Stored data:
◆ ◆ ◆ ◆ ◆

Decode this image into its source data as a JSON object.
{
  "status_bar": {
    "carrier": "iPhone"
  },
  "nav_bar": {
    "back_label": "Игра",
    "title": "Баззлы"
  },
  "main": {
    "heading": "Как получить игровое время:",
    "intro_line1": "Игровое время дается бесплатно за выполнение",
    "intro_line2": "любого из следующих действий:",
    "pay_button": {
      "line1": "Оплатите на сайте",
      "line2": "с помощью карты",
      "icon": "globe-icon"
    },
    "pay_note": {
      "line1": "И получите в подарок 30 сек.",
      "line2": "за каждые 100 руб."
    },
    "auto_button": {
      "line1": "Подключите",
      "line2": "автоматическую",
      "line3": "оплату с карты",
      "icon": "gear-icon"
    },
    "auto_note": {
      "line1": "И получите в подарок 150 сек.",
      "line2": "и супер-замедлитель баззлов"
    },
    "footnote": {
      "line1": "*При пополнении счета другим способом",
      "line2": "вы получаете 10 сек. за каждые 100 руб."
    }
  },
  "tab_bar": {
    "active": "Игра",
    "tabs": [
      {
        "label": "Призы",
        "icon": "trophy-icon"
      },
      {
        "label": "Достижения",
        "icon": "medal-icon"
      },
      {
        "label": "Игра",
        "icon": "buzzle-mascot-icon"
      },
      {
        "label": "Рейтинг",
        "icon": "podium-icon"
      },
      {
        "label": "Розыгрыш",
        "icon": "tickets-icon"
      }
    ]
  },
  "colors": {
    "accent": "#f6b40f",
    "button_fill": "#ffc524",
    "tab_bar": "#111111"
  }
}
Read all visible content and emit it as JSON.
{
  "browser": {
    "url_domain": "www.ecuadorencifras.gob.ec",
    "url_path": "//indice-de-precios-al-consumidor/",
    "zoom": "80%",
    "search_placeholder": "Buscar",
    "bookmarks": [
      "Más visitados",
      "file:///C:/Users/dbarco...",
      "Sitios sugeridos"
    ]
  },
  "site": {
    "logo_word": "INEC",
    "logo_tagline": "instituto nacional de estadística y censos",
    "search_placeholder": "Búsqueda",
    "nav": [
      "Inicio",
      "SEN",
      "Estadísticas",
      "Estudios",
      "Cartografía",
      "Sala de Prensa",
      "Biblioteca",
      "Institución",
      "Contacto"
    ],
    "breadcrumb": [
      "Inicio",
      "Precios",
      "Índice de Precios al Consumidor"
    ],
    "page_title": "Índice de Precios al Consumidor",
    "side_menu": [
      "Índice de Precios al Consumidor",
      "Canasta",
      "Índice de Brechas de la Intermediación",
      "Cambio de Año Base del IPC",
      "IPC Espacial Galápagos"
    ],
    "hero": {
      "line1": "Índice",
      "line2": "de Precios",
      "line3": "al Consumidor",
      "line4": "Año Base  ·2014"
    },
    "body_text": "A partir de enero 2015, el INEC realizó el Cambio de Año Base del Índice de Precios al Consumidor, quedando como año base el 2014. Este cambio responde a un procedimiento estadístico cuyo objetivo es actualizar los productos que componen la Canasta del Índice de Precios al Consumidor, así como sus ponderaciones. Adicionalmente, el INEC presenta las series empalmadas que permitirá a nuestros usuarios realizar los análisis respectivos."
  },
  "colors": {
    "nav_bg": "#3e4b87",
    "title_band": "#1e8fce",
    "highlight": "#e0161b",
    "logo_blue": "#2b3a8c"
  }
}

◆ ◆ ◆ ◆ ◆

Your task is to output the full set of records exactly as presented.

Solution to the problem:
Decode this image into its source data as a JSON object.
{
  "status_bar": {
    "carrier": "iPhone"
  },
  "nav_bar": {
    "back_label": "Игра",
    "title": "Баззлы"
  },
  "main": {
    "heading": "Как получить игровое время:",
    "intro_line1": "Игровое время дается бесплатно за выполнение",
    "intro_line2": "любого из следующих действий:",
    "pay_button": {
      "line1": "Оплатите на сайте",
      "line2": "с помощью карты",
      "icon": "globe-icon"
    },
    "pay_note": {
      "line1": "И получите в подарок 30 сек.",
      "line2": "за каждые 100 руб."
    },
    "auto_button": {
      "line1": "Подключите",
      "line2": "автоматическую",
      "line3": "оплату с карты",
      "icon": "gear-icon"
    },
    "auto_note": {
      "line1": "И получите в подарок 150 сек.",
      "line2": "и супер-замедлитель баззлов"
    },
    "footnote": {
      "line1": "*При пополнении счета другим способом",
      "line2": "вы получаете 10 сек. за каждые 100 руб."
    }
  },
  "tab_bar": {
    "active": "Игра",
    "tabs": [
      {
        "label": "Призы",
        "icon": "trophy-icon"
      },
      {
        "label": "Достижения",
        "icon": "medal-icon"
      },
      {
        "label": "Игра",
        "icon": "buzzle-mascot-icon"
      },
      {
        "label": "Рейтинг",
        "icon": "podium-icon"
      },
      {
        "label": "Розыгрыш",
        "icon": "tickets-icon"
      }
    ]
  },
  "colors": {
    "accent": "#f6b40f",
    "button_fill": "#ffc524",
    "tab_bar": "#111111"
  }
}
Read all visible content and emit it as JSON.
{
  "browser": {
    "url_domain": "www.ecuadorencifras.gob.ec",
    "url_path": "//indice-de-precios-al-consumidor/",
    "zoom": "80%",
    "search_placeholder": "Buscar",
    "bookmarks": [
      "Más visitados",
      "file:///C:/Users/dbarco...",
      "Sitios sugeridos"
    ]
  },
  "site": {
    "logo_word": "INEC",
    "logo_tagline": "instituto nacional de estadística y censos",
    "search_placeholder": "Búsqueda",
    "nav": [
      "Inicio",
      "SEN",
      "Estadísticas",
      "Estudios",
      "Cartografía",
      "Sala de Prensa",
      "Biblioteca",
      "Institución",
      "Contacto"
    ],
    "breadcrumb": [
      "Inicio",
      "Precios",
      "Índice de Precios al Consumidor"
    ],
    "page_title": "Índice de Precios al Consumidor",
    "side_menu": [
      "Índice de Precios al Consumidor",
      "Canasta",
      "Índice de Brechas de la Intermediación",
      "Cambio de Año Base del IPC",
      "IPC Espacial Galápagos"
    ],
    "hero": {
      "line1": "Índice",
      "line2": "de Precios",
      "line3": "al Consumidor",
      "line4": "Año Base  ·2014"
    },
    "body_text": "A partir de enero 2015, el INEC realizó el Cambio de Año Base del Índice de Precios al Consumidor, quedando como año base el 2014. Este cambio responde a un procedimiento estadístico cuyo objetivo es actualizar los productos que componen la Canasta del Índice de Precios al Consumidor, así como sus ponderaciones. Adicionalmente, el INEC presenta las series empalmadas que permitirá a nuestros usuarios realizar los análisis respectivos."
  },
  "colors": {
    "nav_bg": "#3e4b87",
    "title_band": "#1e8fce",
    "highlight": "#e0161b",
    "logo_blue": "#2b3a8c"
  }
}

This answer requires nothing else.